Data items
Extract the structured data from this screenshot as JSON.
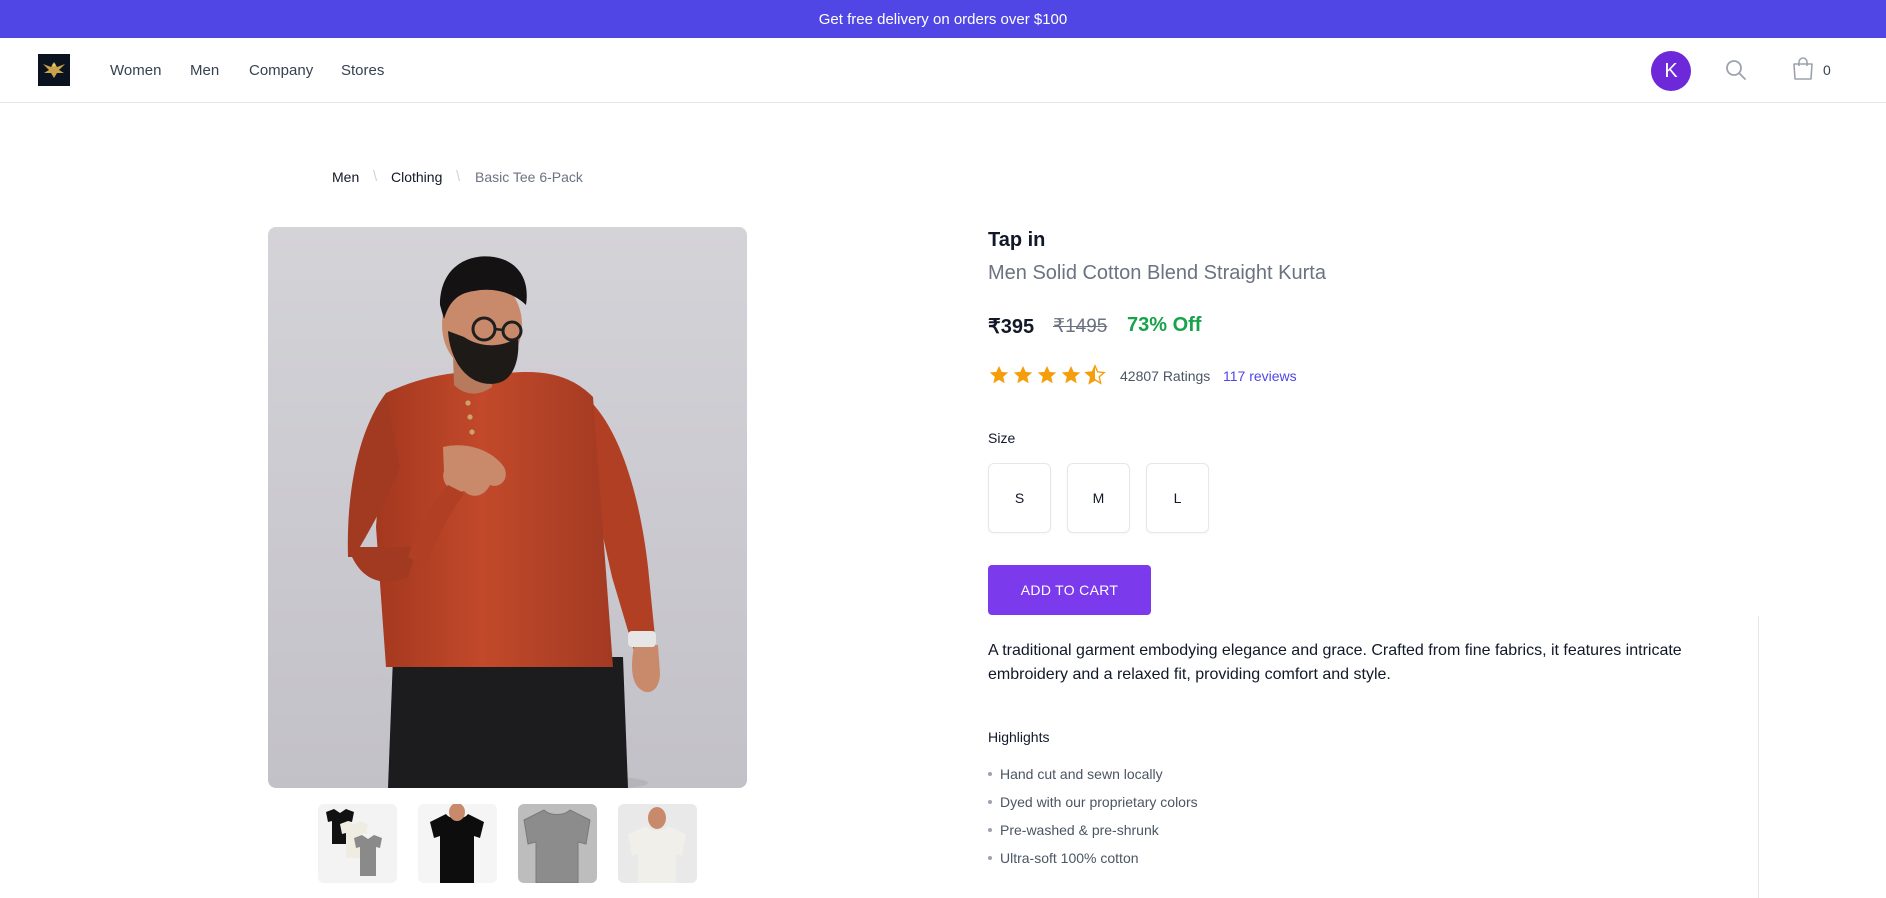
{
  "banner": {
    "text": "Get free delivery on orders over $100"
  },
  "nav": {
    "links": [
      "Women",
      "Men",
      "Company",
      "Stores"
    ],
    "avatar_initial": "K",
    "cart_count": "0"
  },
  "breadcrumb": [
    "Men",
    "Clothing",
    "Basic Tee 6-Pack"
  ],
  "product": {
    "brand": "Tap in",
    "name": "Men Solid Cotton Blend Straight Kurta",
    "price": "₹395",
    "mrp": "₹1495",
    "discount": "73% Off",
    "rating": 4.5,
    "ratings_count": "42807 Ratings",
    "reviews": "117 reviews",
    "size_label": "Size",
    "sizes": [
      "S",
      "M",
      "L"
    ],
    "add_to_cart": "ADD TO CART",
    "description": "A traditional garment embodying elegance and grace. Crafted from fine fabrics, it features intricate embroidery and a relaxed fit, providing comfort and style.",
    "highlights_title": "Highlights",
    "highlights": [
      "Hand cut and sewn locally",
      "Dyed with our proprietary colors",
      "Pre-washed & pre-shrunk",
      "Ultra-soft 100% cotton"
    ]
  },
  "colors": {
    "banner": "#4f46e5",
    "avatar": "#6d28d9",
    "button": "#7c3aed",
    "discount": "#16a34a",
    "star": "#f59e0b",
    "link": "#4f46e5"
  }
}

■ Required task: Output the entries above exactly, without their pictures.

■ Finished task:
Extract the structured data from this screenshot as JSON.
{
  "banner": {
    "text": "Get free delivery on orders over $100"
  },
  "nav": {
    "links": [
      "Women",
      "Men",
      "Company",
      "Stores"
    ],
    "avatar_initial": "K",
    "cart_count": "0"
  },
  "breadcrumb": [
    "Men",
    "Clothing",
    "Basic Tee 6-Pack"
  ],
  "product": {
    "brand": "Tap in",
    "name": "Men Solid Cotton Blend Straight Kurta",
    "price": "₹395",
    "mrp": "₹1495",
    "discount": "73% Off",
    "rating": 4.5,
    "ratings_count": "42807 Ratings",
    "reviews": "117 reviews",
    "size_label": "Size",
    "sizes": [
      "S",
      "M",
      "L"
    ],
    "add_to_cart": "ADD TO CART",
    "description": "A traditional garment embodying elegance and grace. Crafted from fine fabrics, it features intricate embroidery and a relaxed fit, providing comfort and style.",
    "highlights_title": "Highlights",
    "highlights": [
      "Hand cut and sewn locally",
      "Dyed with our proprietary colors",
      "Pre-washed & pre-shrunk",
      "Ultra-soft 100% cotton"
    ]
  },
  "colors": {
    "banner": "#4f46e5",
    "avatar": "#6d28d9",
    "button": "#7c3aed",
    "discount": "#16a34a",
    "star": "#f59e0b",
    "link": "#4f46e5"
  }
}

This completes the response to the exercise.